Extracted records
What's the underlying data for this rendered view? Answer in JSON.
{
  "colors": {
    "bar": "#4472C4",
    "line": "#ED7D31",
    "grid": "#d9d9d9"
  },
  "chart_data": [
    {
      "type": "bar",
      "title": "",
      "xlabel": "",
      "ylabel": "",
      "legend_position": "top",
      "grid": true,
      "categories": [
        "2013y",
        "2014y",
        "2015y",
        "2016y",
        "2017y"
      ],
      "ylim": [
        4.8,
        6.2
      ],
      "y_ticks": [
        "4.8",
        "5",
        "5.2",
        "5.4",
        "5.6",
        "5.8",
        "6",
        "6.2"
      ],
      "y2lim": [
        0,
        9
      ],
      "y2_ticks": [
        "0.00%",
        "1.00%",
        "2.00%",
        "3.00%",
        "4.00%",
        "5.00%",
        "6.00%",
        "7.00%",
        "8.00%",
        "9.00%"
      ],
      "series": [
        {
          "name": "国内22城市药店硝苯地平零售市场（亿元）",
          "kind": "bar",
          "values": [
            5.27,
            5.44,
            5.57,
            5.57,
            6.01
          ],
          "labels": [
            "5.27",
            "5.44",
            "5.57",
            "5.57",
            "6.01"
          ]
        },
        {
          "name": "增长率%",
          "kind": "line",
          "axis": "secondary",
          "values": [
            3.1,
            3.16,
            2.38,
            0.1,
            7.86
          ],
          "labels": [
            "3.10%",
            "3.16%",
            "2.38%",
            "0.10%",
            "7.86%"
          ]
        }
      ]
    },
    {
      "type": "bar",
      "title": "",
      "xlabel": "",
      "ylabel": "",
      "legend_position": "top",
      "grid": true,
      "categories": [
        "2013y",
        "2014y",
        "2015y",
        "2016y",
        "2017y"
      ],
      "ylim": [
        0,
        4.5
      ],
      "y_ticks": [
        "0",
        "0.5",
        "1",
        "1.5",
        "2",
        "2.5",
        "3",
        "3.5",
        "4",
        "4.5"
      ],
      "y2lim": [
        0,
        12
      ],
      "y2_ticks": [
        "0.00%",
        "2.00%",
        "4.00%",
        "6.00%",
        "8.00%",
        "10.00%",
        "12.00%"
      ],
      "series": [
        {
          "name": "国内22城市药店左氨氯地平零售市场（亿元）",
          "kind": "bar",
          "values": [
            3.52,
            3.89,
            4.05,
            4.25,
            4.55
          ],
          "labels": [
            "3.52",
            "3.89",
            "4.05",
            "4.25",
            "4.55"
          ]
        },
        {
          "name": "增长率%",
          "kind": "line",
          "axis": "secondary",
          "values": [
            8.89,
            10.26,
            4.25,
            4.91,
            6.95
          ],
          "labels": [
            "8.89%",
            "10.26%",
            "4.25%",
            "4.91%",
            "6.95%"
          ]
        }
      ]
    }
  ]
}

▶ **Task description**:
Transcribe each entry precisely, missing none.

▶ **Task result**:
What's the underlying data for this rendered view? Answer in JSON.
{
  "colors": {
    "bar": "#4472C4",
    "line": "#ED7D31",
    "grid": "#d9d9d9"
  },
  "chart_data": [
    {
      "type": "bar",
      "title": "",
      "xlabel": "",
      "ylabel": "",
      "legend_position": "top",
      "grid": true,
      "categories": [
        "2013y",
        "2014y",
        "2015y",
        "2016y",
        "2017y"
      ],
      "ylim": [
        4.8,
        6.2
      ],
      "y_ticks": [
        "4.8",
        "5",
        "5.2",
        "5.4",
        "5.6",
        "5.8",
        "6",
        "6.2"
      ],
      "y2lim": [
        0,
        9
      ],
      "y2_ticks": [
        "0.00%",
        "1.00%",
        "2.00%",
        "3.00%",
        "4.00%",
        "5.00%",
        "6.00%",
        "7.00%",
        "8.00%",
        "9.00%"
      ],
      "series": [
        {
          "name": "国内22城市药店硝苯地平零售市场（亿元）",
          "kind": "bar",
          "values": [
            5.27,
            5.44,
            5.57,
            5.57,
            6.01
          ],
          "labels": [
            "5.27",
            "5.44",
            "5.57",
            "5.57",
            "6.01"
          ]
        },
        {
          "name": "增长率%",
          "kind": "line",
          "axis": "secondary",
          "values": [
            3.1,
            3.16,
            2.38,
            0.1,
            7.86
          ],
          "labels": [
            "3.10%",
            "3.16%",
            "2.38%",
            "0.10%",
            "7.86%"
          ]
        }
      ]
    },
    {
      "type": "bar",
      "title": "",
      "xlabel": "",
      "ylabel": "",
      "legend_position": "top",
      "grid": true,
      "categories": [
        "2013y",
        "2014y",
        "2015y",
        "2016y",
        "2017y"
      ],
      "ylim": [
        0,
        4.5
      ],
      "y_ticks": [
        "0",
        "0.5",
        "1",
        "1.5",
        "2",
        "2.5",
        "3",
        "3.5",
        "4",
        "4.5"
      ],
      "y2lim": [
        0,
        12
      ],
      "y2_ticks": [
        "0.00%",
        "2.00%",
        "4.00%",
        "6.00%",
        "8.00%",
        "10.00%",
        "12.00%"
      ],
      "series": [
        {
          "name": "国内22城市药店左氨氯地平零售市场（亿元）",
          "kind": "bar",
          "values": [
            3.52,
            3.89,
            4.05,
            4.25,
            4.55
          ],
          "labels": [
            "3.52",
            "3.89",
            "4.05",
            "4.25",
            "4.55"
          ]
        },
        {
          "name": "增长率%",
          "kind": "line",
          "axis": "secondary",
          "values": [
            8.89,
            10.26,
            4.25,
            4.91,
            6.95
          ],
          "labels": [
            "8.89%",
            "10.26%",
            "4.25%",
            "4.91%",
            "6.95%"
          ]
        }
      ]
    }
  ]
}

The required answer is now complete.